Exercise materials>
============
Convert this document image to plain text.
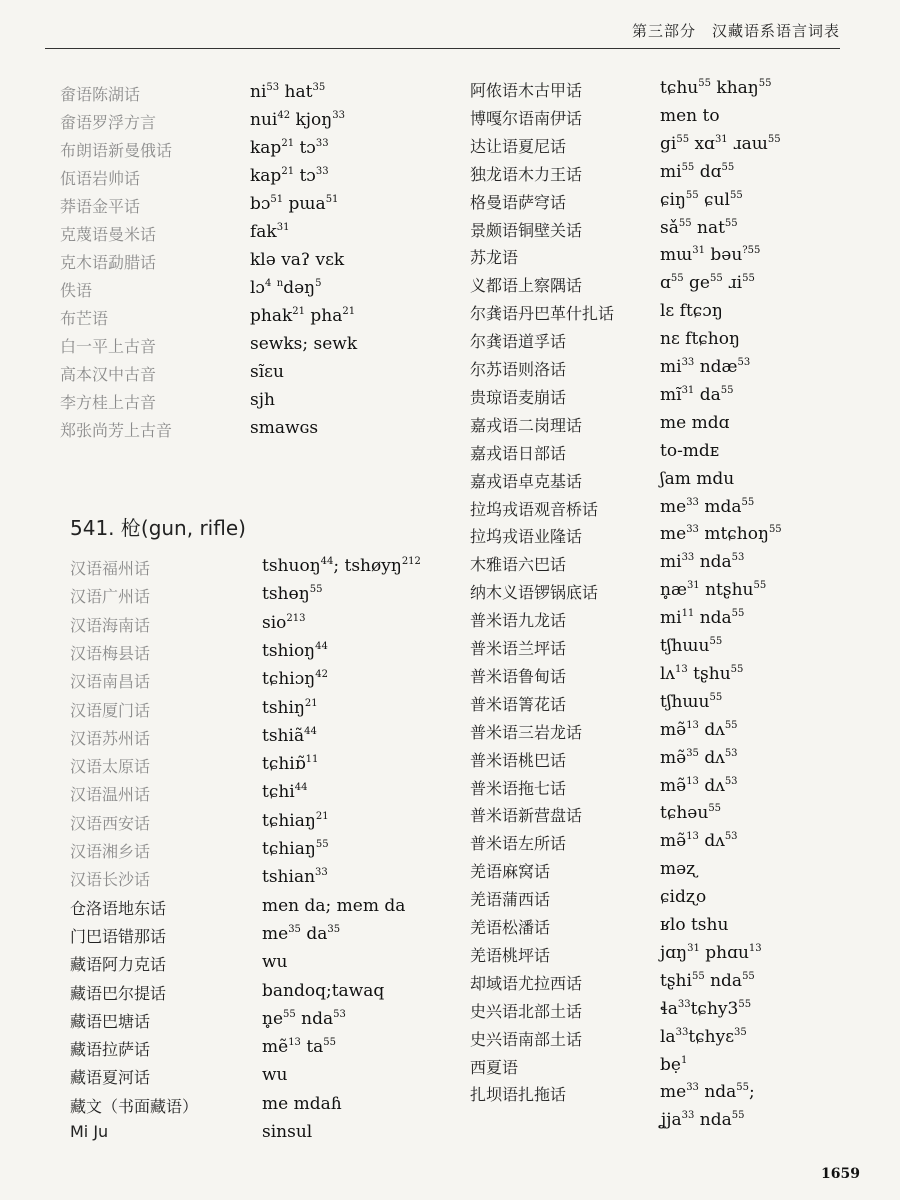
第三部分　汉藏语系语言词表
畲语陈湖话	$ni^{53}$ hat$^{35}$
畲语罗浮方言	nui$^{42}$ kjoŋ$^{33}$
布朗语新曼俄话	kap$^{21}$ tɔ$^{33}$
佤语岩帅话	kap$^{21}$ tɔ$^{33}$
莽语金平话	bɔ$^{51}$ pɯa$^{51}$
克蔑语曼米话	fak$^{31}$
克木语勐腊话	klə vaʔ vɛk
佚语	lɔ$^4$ $^n$dəŋ$^5$
布芒语	phak$^{21}$ pha$^{21}$
白一平上古音	sewks; sewk
高本汉中古音	sĩɛu
李方桂上古音	sjh
郑张尚芳上古音	smawɢs
541. 枪(gun, rifle)
汉语福州话	tshuoŋ$^{44}$; tshøyŋ$^{212}$
汉语广州话	tshɵŋ$^{55}$
汉语海南话	sio$^{213}$
汉语梅县话	tshioŋ$^{44}$
汉语南昌话	tɕhiɔŋ$^{42}$
汉语厦门话	tshiŋ$^{21}$
汉语苏州话	tshiã$^{44}$
汉语太原话	tɕhiɒ̃$^{11}$
汉语温州话	tɕhi$^{44}$
汉语西安话	tɕhiaŋ$^{21}$
汉语湘乡话	tɕhiaŋ$^{55}$
汉语长沙话	tshian$^{33}$
仓洛语地东话	men da; mem da
门巴语错那话	$me^{35}$ $da^{35}$
藏语阿力克话	wu
藏语巴尔提话	bandoq;tawaq
藏语巴塘话	$n̥e^{55}$ nda$^{53}$
藏语拉萨话	mẽ$^{13}$ $ta^{55}$
藏语夏河话	wu
藏文（书面藏语）	me mdaɦ
Mi Ju	sinsul
阿侬语木古甲话	tɕhu$^{55}$ khaŋ$^{55}$
博嘎尔语南伊话	men to
达让语夏尼话	$gi^{55}$ xɑ$^{31}$ ɹaɯ$^{55}$
独龙语木力王话	$mi^{55}$ dɑ$^{55}$
格曼语萨穹话	ɕiŋ$^{55}$ ɕul$^{55}$
景颇语铜壁关话	$sǎ^{55}$ nat$^{55}$
苏龙语	mɯ$^{31}$ bəu$^{?55}$
义都语上察隅话	ɑ$^{55}$ $ge^{55}$ ɹi$^{55}$
尔龚语丹巴革什扎话	lɛ ftɕɔŋ
尔龚语道孚话	nɛ ftɕhoŋ
尔苏语则洛话	$mi^{33}$ ndæ$^{53}$
贵琼语麦崩话	$mĩ^{31}$ $da^{55}$
嘉戎语二岗理话	me mdɑ
嘉戎语日部话	to-mdᴇ
嘉戎语卓克基话	ʃam mdu
拉坞戎语观音桥话	$me^{33}$ mda$^{55}$
拉坞戎语业隆话	$me^{33}$ mtɕhoŋ$^{55}$
木雅语六巴话	$mi^{33}$ nda$^{53}$
纳木义语锣锅底话	$n̥æ^{31}$ ntʂhu$^{55}$
普米语九龙话	$mi^{11}$ nda$^{55}$
普米语兰坪话	tʃhɯu$^{55}$
普米语鲁甸话	lʌ$^{13}$ tʂhu$^{55}$
普米语箐花话	tʃhɯu$^{55}$
普米语三岩龙话	mə̃$^{13}$ dʌ$^{55}$
普米语桃巴话	mə̃$^{35}$ dʌ$^{53}$
普米语拖七话	mə̃$^{13}$ dʌ$^{53}$
普米语新营盘话	tɕhəu$^{55}$
普米语左所话	mə̃$^{13}$ dʌ$^{53}$
羌语麻窝话	məʐ
羌语蒲西话	ɕidʐo
羌语松潘话	ʁlo tshu
羌语桃坪话	jɑŋ$^{31}$ phɑu$^{13}$
却域语尤拉西话	tʂhi$^{55}$ nda$^{55}$
史兴语北部土话	$ɬa^{33}tɕhy3^{55}$
史兴语南部土话	$la^{33}tɕhyɛ^{35}$
西夏语	bẹ$^1$
扎坝语扎拖话	$me^{33}$ nda$^{55}$;
ʝja$^{33}$ nda$^{55}$
1659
============
Stated task> Your copy of the data should match it exactly, except that pictures are left out.

Exercise answer>
Convert this document image to plain text.
第三部分　汉藏语系语言词表
畲语陈湖话	$ni^{53}$ hat$^{35}$
畲语罗浮方言	nui$^{42}$ kjoŋ$^{33}$
布朗语新曼俄话	kap$^{21}$ tɔ$^{33}$
佤语岩帅话	kap$^{21}$ tɔ$^{33}$
莽语金平话	bɔ$^{51}$ pɯa$^{51}$
克蔑语曼米话	fak$^{31}$
克木语勐腊话	klə vaʔ vɛk
佚语	lɔ$^4$ $^n$dəŋ$^5$
布芒语	phak$^{21}$ pha$^{21}$
白一平上古音	sewks; sewk
高本汉中古音	sĩɛu
李方桂上古音	sjh
郑张尚芳上古音	smawɢs
541. 枪(gun, rifle)
汉语福州话	tshuoŋ$^{44}$; tshøyŋ$^{212}$
汉语广州话	tshɵŋ$^{55}$
汉语海南话	sio$^{213}$
汉语梅县话	tshioŋ$^{44}$
汉语南昌话	tɕhiɔŋ$^{42}$
汉语厦门话	tshiŋ$^{21}$
汉语苏州话	tshiã$^{44}$
汉语太原话	tɕhiɒ̃$^{11}$
汉语温州话	tɕhi$^{44}$
汉语西安话	tɕhiaŋ$^{21}$
汉语湘乡话	tɕhiaŋ$^{55}$
汉语长沙话	tshian$^{33}$
仓洛语地东话	men da; mem da
门巴语错那话	$me^{35}$ $da^{35}$
藏语阿力克话	wu
藏语巴尔提话	bandoq;tawaq
藏语巴塘话	$n̥e^{55}$ nda$^{53}$
藏语拉萨话	mẽ$^{13}$ $ta^{55}$
藏语夏河话	wu
藏文（书面藏语）	me mdaɦ
Mi Ju	sinsul
阿侬语木古甲话	tɕhu$^{55}$ khaŋ$^{55}$
博嘎尔语南伊话	men to
达让语夏尼话	$gi^{55}$ xɑ$^{31}$ ɹaɯ$^{55}$
独龙语木力王话	$mi^{55}$ dɑ$^{55}$
格曼语萨穹话	ɕiŋ$^{55}$ ɕul$^{55}$
景颇语铜壁关话	$sǎ^{55}$ nat$^{55}$
苏龙语	mɯ$^{31}$ bəu$^{?55}$
义都语上察隅话	ɑ$^{55}$ $ge^{55}$ ɹi$^{55}$
尔龚语丹巴革什扎话	lɛ ftɕɔŋ
尔龚语道孚话	nɛ ftɕhoŋ
尔苏语则洛话	$mi^{33}$ ndæ$^{53}$
贵琼语麦崩话	$mĩ^{31}$ $da^{55}$
嘉戎语二岗理话	me mdɑ
嘉戎语日部话	to-mdᴇ
嘉戎语卓克基话	ʃam mdu
拉坞戎语观音桥话	$me^{33}$ mda$^{55}$
拉坞戎语业隆话	$me^{33}$ mtɕhoŋ$^{55}$
木雅语六巴话	$mi^{33}$ nda$^{53}$
纳木义语锣锅底话	$n̥æ^{31}$ ntʂhu$^{55}$
普米语九龙话	$mi^{11}$ nda$^{55}$
普米语兰坪话	tʃhɯu$^{55}$
普米语鲁甸话	lʌ$^{13}$ tʂhu$^{55}$
普米语箐花话	tʃhɯu$^{55}$
普米语三岩龙话	mə̃$^{13}$ dʌ$^{55}$
普米语桃巴话	mə̃$^{35}$ dʌ$^{53}$
普米语拖七话	mə̃$^{13}$ dʌ$^{53}$
普米语新营盘话	tɕhəu$^{55}$
普米语左所话	mə̃$^{13}$ dʌ$^{53}$
羌语麻窝话	məʐ
羌语蒲西话	ɕidʐo
羌语松潘话	ʁlo tshu
羌语桃坪话	jɑŋ$^{31}$ phɑu$^{13}$
却域语尤拉西话	tʂhi$^{55}$ nda$^{55}$
史兴语北部土话	$ɬa^{33}tɕhy3^{55}$
史兴语南部土话	$la^{33}tɕhyɛ^{35}$
西夏语	bẹ$^1$
扎坝语扎拖话	$me^{33}$ nda$^{55}$;
ʝja$^{33}$ nda$^{55}$
1659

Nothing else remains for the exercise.